>> start Data rows
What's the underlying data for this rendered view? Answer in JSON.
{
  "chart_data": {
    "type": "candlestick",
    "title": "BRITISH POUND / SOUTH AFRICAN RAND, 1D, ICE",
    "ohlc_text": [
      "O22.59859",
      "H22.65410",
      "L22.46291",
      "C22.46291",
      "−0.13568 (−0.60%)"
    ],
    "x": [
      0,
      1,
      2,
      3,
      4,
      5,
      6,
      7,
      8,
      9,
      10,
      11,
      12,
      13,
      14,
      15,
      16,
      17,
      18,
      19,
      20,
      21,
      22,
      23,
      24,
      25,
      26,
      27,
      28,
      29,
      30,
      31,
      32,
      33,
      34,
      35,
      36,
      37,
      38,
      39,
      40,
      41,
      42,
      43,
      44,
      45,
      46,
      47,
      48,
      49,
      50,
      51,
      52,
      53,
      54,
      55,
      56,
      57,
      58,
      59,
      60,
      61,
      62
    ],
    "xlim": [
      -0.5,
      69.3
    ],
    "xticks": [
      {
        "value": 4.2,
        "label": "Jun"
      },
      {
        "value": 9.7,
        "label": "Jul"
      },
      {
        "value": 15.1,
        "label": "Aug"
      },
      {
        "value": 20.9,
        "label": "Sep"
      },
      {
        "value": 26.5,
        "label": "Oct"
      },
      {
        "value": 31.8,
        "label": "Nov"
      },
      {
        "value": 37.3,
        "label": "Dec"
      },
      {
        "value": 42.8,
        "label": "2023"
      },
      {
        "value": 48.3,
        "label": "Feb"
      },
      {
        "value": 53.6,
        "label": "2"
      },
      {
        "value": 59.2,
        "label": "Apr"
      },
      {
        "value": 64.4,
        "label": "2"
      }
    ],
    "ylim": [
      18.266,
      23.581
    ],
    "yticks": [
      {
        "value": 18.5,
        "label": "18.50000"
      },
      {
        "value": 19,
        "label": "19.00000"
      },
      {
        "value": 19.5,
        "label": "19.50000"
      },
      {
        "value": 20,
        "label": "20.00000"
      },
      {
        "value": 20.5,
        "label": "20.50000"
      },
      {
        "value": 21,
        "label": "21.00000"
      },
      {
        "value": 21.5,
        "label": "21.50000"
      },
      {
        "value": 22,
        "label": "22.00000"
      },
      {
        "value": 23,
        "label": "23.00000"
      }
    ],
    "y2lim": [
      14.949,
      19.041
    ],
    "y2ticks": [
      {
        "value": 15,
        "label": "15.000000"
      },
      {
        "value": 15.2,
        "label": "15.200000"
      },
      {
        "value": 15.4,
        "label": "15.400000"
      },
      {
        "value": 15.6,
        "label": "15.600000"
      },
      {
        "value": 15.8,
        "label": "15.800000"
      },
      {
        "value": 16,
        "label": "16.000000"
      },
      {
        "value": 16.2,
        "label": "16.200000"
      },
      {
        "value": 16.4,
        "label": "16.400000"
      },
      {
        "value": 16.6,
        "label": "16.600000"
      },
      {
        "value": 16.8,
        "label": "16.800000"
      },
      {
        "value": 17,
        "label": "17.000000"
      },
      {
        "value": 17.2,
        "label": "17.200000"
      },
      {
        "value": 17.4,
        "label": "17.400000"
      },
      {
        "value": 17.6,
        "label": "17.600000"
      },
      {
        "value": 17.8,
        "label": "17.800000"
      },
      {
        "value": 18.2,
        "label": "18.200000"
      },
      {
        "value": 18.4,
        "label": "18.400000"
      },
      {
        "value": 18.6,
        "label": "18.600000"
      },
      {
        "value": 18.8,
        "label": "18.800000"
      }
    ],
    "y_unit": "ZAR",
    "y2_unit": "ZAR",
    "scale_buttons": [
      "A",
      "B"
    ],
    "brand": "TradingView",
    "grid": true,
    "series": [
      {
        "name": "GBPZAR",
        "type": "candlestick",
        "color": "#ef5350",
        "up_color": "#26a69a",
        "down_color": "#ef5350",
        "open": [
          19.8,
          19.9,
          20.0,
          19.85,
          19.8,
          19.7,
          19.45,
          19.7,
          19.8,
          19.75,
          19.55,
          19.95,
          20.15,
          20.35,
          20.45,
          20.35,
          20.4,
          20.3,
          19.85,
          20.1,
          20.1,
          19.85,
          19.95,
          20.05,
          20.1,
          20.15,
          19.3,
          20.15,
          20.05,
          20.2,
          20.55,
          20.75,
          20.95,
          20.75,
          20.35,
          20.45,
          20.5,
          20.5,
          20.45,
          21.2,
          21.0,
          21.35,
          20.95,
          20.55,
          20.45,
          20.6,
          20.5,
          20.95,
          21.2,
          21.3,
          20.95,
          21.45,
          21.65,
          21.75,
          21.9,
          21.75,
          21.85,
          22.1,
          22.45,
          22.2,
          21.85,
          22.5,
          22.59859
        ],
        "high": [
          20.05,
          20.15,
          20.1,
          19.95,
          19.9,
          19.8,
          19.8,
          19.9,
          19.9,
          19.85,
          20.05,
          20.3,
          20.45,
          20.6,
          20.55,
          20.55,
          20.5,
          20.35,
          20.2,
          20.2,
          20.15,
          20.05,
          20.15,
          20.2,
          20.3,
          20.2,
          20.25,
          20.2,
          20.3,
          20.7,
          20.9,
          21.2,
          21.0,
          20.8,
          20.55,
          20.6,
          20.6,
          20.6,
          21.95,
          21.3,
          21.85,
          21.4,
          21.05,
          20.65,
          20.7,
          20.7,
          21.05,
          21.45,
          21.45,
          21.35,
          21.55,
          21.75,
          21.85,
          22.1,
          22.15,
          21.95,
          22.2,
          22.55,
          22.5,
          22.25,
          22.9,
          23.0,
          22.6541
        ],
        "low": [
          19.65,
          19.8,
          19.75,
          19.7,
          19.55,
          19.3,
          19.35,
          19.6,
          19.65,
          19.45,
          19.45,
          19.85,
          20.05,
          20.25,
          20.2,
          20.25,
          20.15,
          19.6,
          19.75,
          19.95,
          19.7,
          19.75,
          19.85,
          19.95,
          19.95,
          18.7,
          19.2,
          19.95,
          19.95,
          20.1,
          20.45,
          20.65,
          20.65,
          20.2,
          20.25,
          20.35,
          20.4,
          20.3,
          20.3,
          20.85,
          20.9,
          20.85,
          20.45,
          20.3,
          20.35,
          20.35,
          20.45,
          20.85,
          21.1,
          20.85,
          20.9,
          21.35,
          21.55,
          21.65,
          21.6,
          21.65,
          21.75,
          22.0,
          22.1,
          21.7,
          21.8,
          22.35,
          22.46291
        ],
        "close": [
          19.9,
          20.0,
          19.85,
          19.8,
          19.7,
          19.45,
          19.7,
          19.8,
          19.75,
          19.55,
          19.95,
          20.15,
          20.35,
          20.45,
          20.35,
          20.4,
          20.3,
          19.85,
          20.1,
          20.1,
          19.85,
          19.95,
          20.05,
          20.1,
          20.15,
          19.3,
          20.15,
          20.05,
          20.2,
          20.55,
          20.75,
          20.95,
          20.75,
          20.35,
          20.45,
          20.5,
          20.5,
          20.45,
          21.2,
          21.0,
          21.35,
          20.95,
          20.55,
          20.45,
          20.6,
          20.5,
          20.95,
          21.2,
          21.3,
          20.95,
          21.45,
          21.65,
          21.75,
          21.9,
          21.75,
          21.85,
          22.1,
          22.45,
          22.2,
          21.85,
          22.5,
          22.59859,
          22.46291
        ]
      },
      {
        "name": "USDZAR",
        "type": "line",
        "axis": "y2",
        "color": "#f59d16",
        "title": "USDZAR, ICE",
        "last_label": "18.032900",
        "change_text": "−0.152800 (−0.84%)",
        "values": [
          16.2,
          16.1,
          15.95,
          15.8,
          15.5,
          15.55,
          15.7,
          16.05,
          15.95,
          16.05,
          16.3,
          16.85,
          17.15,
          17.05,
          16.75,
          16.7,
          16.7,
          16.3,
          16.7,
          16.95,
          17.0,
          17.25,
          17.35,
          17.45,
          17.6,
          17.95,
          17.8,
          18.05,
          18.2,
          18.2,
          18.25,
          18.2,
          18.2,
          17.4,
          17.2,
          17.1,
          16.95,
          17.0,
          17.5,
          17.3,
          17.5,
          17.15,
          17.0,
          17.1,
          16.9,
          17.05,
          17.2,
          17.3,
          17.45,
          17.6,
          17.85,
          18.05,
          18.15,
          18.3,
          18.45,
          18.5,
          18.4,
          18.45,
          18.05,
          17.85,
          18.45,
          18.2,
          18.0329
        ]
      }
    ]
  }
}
>> end Data rows
→ Directions: Pick out each line above that includes "title" and show it.

→ Solution for this problem:
    "title": "BRITISH POUND / SOUTH AFRICAN RAND, 1D, ICE",
        "title": "USDZAR, ICE",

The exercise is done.